_Material shown_:
=======
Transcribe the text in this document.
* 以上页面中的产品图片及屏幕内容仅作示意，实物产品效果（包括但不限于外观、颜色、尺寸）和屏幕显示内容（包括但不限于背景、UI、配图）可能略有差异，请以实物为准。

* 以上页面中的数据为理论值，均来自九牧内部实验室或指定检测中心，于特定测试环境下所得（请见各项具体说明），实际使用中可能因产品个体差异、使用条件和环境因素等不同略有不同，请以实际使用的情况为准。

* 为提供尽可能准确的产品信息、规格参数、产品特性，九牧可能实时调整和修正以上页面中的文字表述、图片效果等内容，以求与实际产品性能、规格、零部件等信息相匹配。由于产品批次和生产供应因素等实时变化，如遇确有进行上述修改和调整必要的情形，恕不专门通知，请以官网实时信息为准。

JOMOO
=======
_What is being asked_: Please quote every record above exactly as it appears.

_Final answer_:
Transcribe the text in this document.
* 以上页面中的产品图片及屏幕内容仅作示意，实物产品效果（包括但不限于外观、颜色、尺寸）和屏幕显示内容（包括但不限于背景、UI、配图）可能略有差异，请以实物为准。

* 以上页面中的数据为理论值，均来自九牧内部实验室或指定检测中心，于特定测试环境下所得（请见各项具体说明），实际使用中可能因产品个体差异、使用条件和环境因素等不同略有不同，请以实际使用的情况为准。

* 为提供尽可能准确的产品信息、规格参数、产品特性，九牧可能实时调整和修正以上页面中的文字表述、图片效果等内容，以求与实际产品性能、规格、零部件等信息相匹配。由于产品批次和生产供应因素等实时变化，如遇确有进行上述修改和调整必要的情形，恕不专门通知，请以官网实时信息为准。

JOMOO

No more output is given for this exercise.